DO THIS: Copy every line that mentions the word "enfance".
--- Begin ---
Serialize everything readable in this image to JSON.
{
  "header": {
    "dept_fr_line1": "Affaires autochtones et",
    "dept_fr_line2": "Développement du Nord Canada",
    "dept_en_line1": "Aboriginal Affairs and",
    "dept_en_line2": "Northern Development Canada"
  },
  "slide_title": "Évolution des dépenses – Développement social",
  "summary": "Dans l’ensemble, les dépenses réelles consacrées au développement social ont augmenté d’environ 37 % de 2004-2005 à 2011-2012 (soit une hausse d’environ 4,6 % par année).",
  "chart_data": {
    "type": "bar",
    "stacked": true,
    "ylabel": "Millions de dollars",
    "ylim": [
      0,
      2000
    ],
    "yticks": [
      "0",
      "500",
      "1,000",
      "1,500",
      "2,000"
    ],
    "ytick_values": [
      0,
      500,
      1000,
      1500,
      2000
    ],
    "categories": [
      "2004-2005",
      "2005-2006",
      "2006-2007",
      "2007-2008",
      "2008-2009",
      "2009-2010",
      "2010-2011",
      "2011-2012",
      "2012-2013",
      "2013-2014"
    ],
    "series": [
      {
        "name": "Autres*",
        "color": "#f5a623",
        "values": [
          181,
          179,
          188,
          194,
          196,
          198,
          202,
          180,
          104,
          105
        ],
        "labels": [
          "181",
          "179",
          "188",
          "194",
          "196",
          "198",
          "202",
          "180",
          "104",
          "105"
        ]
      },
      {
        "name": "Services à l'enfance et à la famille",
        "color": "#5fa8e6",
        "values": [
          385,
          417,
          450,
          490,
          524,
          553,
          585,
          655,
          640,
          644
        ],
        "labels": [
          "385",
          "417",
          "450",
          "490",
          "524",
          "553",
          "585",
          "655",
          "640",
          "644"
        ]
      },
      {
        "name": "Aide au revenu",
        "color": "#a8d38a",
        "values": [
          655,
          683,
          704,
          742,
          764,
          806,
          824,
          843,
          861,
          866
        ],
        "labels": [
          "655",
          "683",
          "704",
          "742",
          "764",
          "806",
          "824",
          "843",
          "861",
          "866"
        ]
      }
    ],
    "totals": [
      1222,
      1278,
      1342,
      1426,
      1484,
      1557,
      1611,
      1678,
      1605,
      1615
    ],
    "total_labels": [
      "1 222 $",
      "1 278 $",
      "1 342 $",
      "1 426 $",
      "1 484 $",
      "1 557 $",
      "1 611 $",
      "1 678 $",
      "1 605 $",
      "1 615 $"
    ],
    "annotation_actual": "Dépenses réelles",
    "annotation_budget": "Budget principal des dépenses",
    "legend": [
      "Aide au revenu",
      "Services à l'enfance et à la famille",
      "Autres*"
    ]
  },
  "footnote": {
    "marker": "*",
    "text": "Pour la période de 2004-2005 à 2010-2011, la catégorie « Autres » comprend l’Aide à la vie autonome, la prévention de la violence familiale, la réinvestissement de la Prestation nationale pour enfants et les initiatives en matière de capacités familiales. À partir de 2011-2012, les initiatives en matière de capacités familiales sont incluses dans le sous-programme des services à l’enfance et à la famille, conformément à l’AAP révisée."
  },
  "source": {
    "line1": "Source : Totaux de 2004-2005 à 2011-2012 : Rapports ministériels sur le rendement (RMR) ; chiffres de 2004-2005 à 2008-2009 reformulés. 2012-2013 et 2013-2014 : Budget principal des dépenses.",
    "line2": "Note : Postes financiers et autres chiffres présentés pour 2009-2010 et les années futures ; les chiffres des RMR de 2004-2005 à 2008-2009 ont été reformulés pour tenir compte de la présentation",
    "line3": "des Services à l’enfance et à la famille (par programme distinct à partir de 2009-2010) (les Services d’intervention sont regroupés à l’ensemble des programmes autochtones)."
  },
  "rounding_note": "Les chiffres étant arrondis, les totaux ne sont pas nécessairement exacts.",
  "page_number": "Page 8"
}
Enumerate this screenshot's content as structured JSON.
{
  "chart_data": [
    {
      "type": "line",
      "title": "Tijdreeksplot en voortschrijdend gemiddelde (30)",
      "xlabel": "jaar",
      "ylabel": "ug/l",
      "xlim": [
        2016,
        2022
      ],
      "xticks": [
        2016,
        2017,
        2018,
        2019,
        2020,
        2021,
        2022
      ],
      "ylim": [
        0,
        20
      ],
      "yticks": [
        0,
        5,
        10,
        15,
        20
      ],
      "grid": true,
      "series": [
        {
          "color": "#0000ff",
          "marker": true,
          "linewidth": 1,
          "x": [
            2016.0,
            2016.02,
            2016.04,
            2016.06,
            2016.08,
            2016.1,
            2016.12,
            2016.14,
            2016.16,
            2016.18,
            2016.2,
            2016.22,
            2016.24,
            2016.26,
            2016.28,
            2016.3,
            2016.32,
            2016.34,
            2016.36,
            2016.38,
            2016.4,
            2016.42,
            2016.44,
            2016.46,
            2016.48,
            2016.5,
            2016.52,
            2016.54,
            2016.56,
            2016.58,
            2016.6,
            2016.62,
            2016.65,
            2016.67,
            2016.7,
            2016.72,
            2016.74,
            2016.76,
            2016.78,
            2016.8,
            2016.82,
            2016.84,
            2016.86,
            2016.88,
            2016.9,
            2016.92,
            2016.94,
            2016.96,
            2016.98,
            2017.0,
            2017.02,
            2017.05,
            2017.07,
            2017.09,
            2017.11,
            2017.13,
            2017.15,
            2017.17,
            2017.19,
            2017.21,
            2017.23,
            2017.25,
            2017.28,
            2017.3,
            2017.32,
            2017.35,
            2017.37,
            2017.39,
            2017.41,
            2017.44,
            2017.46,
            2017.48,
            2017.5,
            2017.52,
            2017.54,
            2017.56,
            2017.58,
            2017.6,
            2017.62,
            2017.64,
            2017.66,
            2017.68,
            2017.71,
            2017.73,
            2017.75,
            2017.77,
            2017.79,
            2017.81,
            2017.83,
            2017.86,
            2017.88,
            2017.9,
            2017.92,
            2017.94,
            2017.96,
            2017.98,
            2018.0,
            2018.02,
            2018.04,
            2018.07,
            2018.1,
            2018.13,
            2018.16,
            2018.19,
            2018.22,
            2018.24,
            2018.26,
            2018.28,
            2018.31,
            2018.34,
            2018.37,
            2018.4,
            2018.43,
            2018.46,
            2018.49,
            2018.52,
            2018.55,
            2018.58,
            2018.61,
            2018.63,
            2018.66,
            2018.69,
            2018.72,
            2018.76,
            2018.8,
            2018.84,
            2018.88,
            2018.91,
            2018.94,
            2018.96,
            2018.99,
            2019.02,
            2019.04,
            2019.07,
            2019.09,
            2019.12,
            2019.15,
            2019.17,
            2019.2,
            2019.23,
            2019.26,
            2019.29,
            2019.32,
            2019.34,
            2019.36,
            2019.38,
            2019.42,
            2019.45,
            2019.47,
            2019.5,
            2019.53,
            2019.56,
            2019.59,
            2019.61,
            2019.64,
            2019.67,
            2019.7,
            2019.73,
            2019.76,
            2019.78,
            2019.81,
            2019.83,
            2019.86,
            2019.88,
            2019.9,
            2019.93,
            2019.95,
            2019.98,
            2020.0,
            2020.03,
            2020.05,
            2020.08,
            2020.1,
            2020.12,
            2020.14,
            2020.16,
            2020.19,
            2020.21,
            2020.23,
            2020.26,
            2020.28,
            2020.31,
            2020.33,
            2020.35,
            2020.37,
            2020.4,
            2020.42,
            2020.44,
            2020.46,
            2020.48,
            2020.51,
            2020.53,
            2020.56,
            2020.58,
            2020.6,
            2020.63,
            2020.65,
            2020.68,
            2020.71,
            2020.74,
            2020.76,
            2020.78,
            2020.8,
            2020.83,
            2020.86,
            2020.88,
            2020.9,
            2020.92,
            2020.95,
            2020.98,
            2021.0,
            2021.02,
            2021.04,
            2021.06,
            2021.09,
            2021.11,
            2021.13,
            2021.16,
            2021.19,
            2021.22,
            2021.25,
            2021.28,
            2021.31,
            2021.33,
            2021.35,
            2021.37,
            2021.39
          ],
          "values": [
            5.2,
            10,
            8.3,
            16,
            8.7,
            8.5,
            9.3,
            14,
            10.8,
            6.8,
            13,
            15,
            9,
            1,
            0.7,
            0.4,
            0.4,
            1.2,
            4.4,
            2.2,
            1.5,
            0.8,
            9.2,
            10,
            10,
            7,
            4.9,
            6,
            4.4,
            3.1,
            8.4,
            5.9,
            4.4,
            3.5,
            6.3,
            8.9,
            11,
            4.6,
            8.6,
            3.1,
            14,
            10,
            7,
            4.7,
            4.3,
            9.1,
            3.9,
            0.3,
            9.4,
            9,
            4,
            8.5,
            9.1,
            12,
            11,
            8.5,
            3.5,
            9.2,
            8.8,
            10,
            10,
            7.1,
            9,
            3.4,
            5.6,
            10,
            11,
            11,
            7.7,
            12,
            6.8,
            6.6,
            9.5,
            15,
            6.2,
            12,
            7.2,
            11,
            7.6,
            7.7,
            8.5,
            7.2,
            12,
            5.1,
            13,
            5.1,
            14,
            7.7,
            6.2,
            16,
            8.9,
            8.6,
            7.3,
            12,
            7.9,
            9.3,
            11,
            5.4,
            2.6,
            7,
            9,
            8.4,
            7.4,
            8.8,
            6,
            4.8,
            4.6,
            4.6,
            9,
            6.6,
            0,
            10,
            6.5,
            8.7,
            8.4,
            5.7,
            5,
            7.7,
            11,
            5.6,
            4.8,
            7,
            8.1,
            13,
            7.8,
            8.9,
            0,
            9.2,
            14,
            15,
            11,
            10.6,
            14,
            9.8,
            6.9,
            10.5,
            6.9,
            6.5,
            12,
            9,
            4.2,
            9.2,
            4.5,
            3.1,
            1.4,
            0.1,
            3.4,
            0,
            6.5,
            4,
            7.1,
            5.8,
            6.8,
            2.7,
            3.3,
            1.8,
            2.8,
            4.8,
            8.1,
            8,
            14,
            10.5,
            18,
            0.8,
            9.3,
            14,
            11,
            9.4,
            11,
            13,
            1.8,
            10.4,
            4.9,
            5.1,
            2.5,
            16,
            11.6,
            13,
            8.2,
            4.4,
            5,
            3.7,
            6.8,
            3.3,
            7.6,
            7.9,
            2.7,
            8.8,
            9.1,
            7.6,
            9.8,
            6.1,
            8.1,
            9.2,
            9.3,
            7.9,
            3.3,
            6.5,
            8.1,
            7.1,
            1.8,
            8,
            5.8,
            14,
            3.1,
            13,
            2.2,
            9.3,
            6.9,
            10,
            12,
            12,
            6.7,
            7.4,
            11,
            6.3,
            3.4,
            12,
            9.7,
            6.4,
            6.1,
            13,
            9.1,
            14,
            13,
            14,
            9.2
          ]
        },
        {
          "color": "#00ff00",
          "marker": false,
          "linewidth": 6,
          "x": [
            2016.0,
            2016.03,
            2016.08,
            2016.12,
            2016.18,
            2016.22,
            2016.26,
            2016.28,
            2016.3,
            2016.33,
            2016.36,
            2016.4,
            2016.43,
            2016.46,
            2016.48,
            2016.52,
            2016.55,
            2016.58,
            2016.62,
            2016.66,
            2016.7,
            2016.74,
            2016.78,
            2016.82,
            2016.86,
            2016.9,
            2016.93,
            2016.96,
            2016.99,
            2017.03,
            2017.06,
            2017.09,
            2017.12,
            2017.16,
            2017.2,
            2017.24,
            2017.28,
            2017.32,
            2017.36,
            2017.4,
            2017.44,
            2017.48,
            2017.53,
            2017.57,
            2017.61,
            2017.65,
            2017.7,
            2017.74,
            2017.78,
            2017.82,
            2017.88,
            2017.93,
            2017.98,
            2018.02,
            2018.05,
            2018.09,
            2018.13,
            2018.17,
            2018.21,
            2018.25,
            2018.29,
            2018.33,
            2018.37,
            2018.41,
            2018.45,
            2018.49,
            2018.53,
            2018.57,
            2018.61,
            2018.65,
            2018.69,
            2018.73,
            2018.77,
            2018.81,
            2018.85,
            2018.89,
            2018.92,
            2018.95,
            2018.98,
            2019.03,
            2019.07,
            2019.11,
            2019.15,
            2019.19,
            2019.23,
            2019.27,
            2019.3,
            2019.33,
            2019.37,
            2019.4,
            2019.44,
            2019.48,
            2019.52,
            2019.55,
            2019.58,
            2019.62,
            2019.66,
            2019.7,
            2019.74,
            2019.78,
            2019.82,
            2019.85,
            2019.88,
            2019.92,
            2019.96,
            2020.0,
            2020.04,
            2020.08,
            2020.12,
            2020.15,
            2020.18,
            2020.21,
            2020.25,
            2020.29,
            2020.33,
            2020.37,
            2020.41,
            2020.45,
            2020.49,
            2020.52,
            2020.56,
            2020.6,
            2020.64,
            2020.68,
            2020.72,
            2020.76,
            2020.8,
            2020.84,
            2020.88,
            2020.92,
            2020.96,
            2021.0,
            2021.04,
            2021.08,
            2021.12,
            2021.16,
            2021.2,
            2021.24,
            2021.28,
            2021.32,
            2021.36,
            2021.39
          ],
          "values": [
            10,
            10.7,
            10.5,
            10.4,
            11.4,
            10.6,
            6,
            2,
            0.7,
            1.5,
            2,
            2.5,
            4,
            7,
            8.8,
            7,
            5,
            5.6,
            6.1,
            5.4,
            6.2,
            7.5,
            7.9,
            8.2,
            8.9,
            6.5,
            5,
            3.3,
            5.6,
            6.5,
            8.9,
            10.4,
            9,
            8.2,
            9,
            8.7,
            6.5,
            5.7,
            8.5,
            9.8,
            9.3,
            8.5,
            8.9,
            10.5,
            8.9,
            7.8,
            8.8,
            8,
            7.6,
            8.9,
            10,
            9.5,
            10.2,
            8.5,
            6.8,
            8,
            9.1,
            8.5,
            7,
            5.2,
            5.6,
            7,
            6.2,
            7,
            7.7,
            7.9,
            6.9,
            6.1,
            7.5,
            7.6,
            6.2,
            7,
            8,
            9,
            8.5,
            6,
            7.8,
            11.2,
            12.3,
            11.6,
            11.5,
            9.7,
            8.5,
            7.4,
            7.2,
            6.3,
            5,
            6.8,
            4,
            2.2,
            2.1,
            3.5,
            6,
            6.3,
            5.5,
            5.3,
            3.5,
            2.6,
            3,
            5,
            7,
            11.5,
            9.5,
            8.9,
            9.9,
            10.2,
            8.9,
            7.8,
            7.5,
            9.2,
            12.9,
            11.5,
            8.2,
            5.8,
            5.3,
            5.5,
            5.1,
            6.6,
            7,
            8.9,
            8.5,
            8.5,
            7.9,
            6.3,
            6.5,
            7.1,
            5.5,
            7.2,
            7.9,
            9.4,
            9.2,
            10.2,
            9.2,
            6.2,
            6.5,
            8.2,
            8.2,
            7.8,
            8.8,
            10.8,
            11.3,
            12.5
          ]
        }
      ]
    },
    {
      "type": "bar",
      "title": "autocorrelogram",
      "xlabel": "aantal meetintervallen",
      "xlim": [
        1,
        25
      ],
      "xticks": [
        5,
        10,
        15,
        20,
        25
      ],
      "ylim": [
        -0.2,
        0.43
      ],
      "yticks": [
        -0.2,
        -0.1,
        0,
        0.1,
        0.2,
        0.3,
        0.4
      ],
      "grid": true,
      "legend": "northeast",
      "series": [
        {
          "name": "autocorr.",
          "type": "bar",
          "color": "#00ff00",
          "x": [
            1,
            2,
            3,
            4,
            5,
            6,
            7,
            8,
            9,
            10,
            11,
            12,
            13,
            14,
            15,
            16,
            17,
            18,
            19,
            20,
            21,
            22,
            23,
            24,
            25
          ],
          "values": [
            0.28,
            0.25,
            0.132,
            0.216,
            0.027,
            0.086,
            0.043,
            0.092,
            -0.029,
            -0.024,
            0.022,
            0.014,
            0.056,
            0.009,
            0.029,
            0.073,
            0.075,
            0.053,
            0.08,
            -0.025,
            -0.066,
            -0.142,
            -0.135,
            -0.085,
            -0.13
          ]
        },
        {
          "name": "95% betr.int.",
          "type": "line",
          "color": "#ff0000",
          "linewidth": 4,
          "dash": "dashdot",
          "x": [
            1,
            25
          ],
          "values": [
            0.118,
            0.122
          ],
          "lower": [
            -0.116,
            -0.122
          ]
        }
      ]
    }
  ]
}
--- End ---
EXERCISE SOLUTION:
        "name": "Services à l'enfance et à la famille",
      "Services à l'enfance et à la famille",
    "text": "Pour la période de 2004-2005 à 2010-2011, la catégorie « Autres » comprend l’Aide à la vie autonome, la prévention de la violence familiale, la réinvestissement de la Prestation nationale pour enfants et les initiatives en matière de capacités familiales. À partir de 2011-2012, les initiatives en matière de capacités familiales sont incluses dans le sous-programme des services à l’enfance et à la famille, conformément à l’AAP révisée."
    "line3": "des Services à l’enfance et à la famille (par programme distinct à partir de 2009-2010) (les Services d’intervention sont regroupés à l’ensemble des programmes autochtones)."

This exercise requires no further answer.